Ke Huy Quan took home the coveted Oscar for Best Supporting Actor for his work in the film
Ke Huy Quan took home the coveted Oscar for Best Supporting Actor for his work in the film “Everything Everywhere All at Once.”

Ke Huy Quan left the Dolby Theatre in tears after winning an Academy Award for his role in Everything Everywhere All at Once.

Considered a favorite to win, Quan took home the award for Best Supporting Actor, beating out fellow nominees Judd Hirsch (The Fabelmans), Brian Tyree Henry (Causeway) and two of The Banshees of Inisherin's cast: Brendan Gleeson and Barry Keoghan, respectively.

During his speech, an emotional Quan thanked the people in his life who helped him get to where he is today.

“My mom is 84 years old and she’s at home watching. Mom, I just won an Oscar!” the Vietnamese-born actor began his speech. “My journey started on a boat. I spent a year in a refugee camp, and somehow I ended up here, on Hollywood’s biggest stage.”

“They say stories like this only happens in the movies. I cannot believe it’s happening to me. This, this is the American dream!” Quan said. “Thank you so much to the academy for this honor of a lifetime. Thank you to my mom for the sacrifices she made to get me here. To my little brother, David, who calls me every day just to remind me to take good care of myself. I love you brother!”

The actor went on to thank the film’s cast and crew, including directors Daniel Kwan and Daniel Scheinert and co-stars Michelle Yeoh and Jamie Lee Curtis.
++++
> **Written request a**
Name the fellow nominees whom Quan beat for Best Supporting Actor, according to the Oscar article.
The article and the records are unrelated to each other.

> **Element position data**
++++
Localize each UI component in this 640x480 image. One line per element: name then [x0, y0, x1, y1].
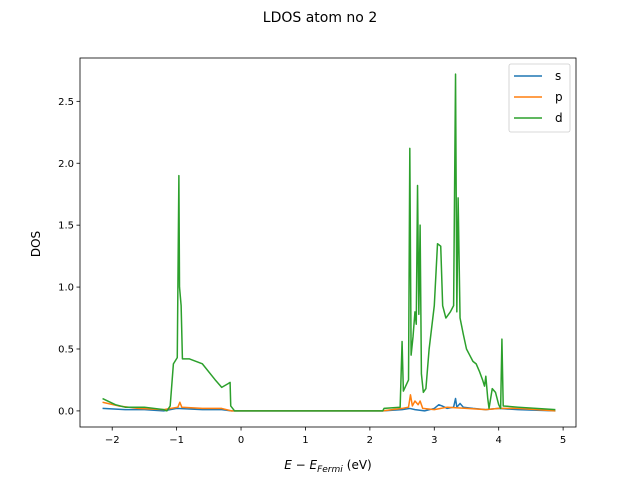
- y-tick-label: 1.0: [58, 283, 74, 294]
- legend-label-p: p: [555, 90, 563, 104]
- plot-area: [102, 73, 556, 412]
- x-tick-label: 3: [431, 435, 437, 446]
- x-tick-label: 1: [302, 435, 308, 446]
- chart-title: LDOS atom no 2: [263, 10, 377, 26]
- x-tick-label: −1: [169, 435, 184, 446]
- x-axis-label-unit: (eV): [347, 458, 372, 472]
- plot-frame: [79, 57, 577, 428]
- y-tick-label: 2.5: [58, 97, 74, 108]
- x-axis-label: E − EFermi (eV): [284, 458, 372, 475]
- x-tick-label: 5: [560, 435, 566, 446]
- legend: spd: [508, 63, 571, 133]
- y-tick-label: 1.5: [58, 221, 74, 232]
- x-axis-label-sub: Fermi: [317, 465, 343, 475]
- y-axis-label: DOS: [29, 231, 43, 257]
- series-line-d: [102, 73, 556, 412]
- series-line-s: [102, 397, 556, 412]
- x-tick-label: 4: [496, 435, 502, 446]
- axes: −2 −1 0 1 2 3 4 5 0.0 0.5 1.0 1.5 2.0 2.5: [58, 57, 577, 446]
- x-tick-label: 0: [238, 435, 244, 446]
- y-tick-label: 0.0: [58, 406, 74, 417]
- x-axis-label-base: E − E: [284, 458, 317, 472]
- x-tick-label: 2: [367, 435, 373, 446]
- y-tick-label: 2.0: [58, 159, 74, 170]
- legend-label-d: d: [555, 111, 563, 125]
- y-tick-label: 0.5: [58, 344, 74, 355]
- legend-label-s: s: [555, 69, 561, 83]
- x-tick-label: −2: [105, 435, 120, 446]
- legend-box: [508, 63, 571, 133]
- series-line-p: [102, 394, 556, 412]
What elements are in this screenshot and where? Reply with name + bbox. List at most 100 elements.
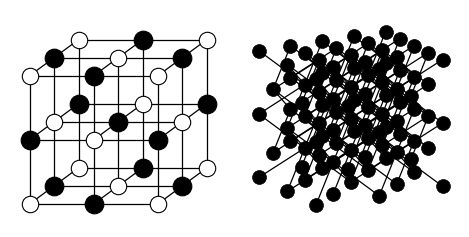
Point	[255, 112, 263, 116]
Point	[364, 137, 372, 140]
Point	[396, 68, 404, 72]
Point	[269, 87, 277, 91]
Point	[318, 39, 326, 43]
Point	[378, 48, 386, 52]
Point	[347, 148, 355, 152]
Point	[424, 82, 432, 86]
Point	[393, 119, 401, 123]
Point	[318, 103, 326, 106]
Point	[255, 49, 263, 53]
Point	[287, 107, 294, 111]
Point	[90, 74, 98, 77]
Point	[284, 126, 291, 130]
Point	[51, 184, 58, 188]
Point	[75, 102, 82, 106]
Point	[51, 56, 58, 59]
Point	[333, 141, 340, 145]
Point	[344, 167, 351, 171]
Point	[382, 61, 389, 65]
Point	[350, 98, 358, 102]
Point	[114, 120, 122, 124]
Point	[410, 107, 418, 111]
Point	[361, 92, 369, 96]
Point	[287, 76, 294, 79]
Point	[51, 120, 58, 124]
Point	[424, 146, 432, 150]
Point	[179, 56, 186, 59]
Point	[350, 35, 358, 38]
Point	[410, 44, 418, 47]
Point	[396, 100, 404, 104]
Point	[347, 180, 355, 184]
Point	[318, 166, 326, 170]
Point	[330, 128, 337, 132]
Point	[393, 182, 401, 186]
Point	[330, 160, 337, 164]
Point	[203, 38, 211, 41]
Point	[315, 153, 323, 157]
Point	[298, 165, 305, 169]
Point	[301, 83, 309, 87]
Point	[364, 168, 372, 172]
Point	[344, 104, 351, 107]
Point	[347, 85, 355, 89]
Point	[287, 139, 294, 143]
Point	[393, 87, 401, 91]
Point	[255, 176, 263, 179]
Point	[312, 140, 319, 144]
Point	[301, 178, 309, 182]
Point	[393, 55, 401, 59]
Point	[75, 38, 82, 41]
Point	[26, 74, 34, 77]
Point	[333, 110, 340, 114]
Point	[410, 170, 418, 174]
Point	[424, 51, 432, 55]
Point	[154, 202, 162, 206]
Point	[396, 37, 404, 41]
Point	[396, 132, 404, 136]
Point	[382, 93, 389, 97]
Point	[114, 184, 122, 188]
Point	[154, 74, 162, 77]
Point	[347, 117, 355, 120]
Point	[312, 204, 319, 207]
Point	[376, 131, 383, 134]
Point	[350, 66, 358, 70]
Point	[114, 56, 122, 59]
Point	[382, 30, 389, 33]
Point	[378, 80, 386, 84]
Point	[203, 102, 211, 106]
Point	[203, 166, 211, 170]
Point	[382, 125, 389, 129]
Point	[315, 58, 323, 62]
Point	[284, 190, 291, 193]
Point	[376, 194, 383, 198]
Point	[301, 51, 309, 55]
Point	[301, 146, 309, 150]
Point	[382, 157, 389, 160]
Point	[424, 114, 432, 118]
Point	[410, 75, 418, 79]
Point	[378, 144, 386, 147]
Point	[318, 134, 326, 138]
Point	[315, 121, 323, 125]
Point	[407, 158, 415, 161]
Point	[139, 166, 146, 170]
Point	[26, 138, 34, 141]
Point	[361, 60, 369, 64]
Point	[439, 58, 446, 61]
Point	[315, 90, 323, 93]
Point	[330, 97, 337, 100]
Point	[90, 202, 98, 206]
Point	[364, 105, 372, 109]
Point	[154, 138, 162, 141]
Point	[330, 192, 337, 196]
Point	[350, 130, 358, 133]
Point	[333, 78, 340, 82]
Point	[364, 41, 372, 45]
Point	[179, 184, 186, 188]
Point	[410, 139, 418, 143]
Point	[139, 102, 146, 106]
Point	[269, 151, 277, 155]
Point	[347, 53, 355, 57]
++++
> **Written request b**
In the records, copy out the lines from the one containing "- y-tick-label: 1.0: [58, 283, 74, 294]" up to and including the one containing "- x-axis-label: E".

> **Correct answer a**
Judd Hirsch, Brian Tyree Henry, Brendan Gleeson and Barry Keoghan.

> **Correct answer b**
- y-tick-label: 1.0: [58, 283, 74, 294]
- legend-label-p: p: [555, 90, 563, 104]
- plot-area: [102, 73, 556, 412]
- x-tick-label: 3: [431, 435, 437, 446]
- x-tick-label: 1: [302, 435, 308, 446]
- chart-title: LDOS atom no 2: [263, 10, 377, 26]
- x-tick-label: −1: [169, 435, 184, 446]
- x-axis-label-unit: (eV): [347, 458, 372, 472]
- plot-frame: [79, 57, 577, 428]
- y-tick-label: 2.5: [58, 97, 74, 108]
- x-axis-label: E − EFermi (eV): [284, 458, 372, 475]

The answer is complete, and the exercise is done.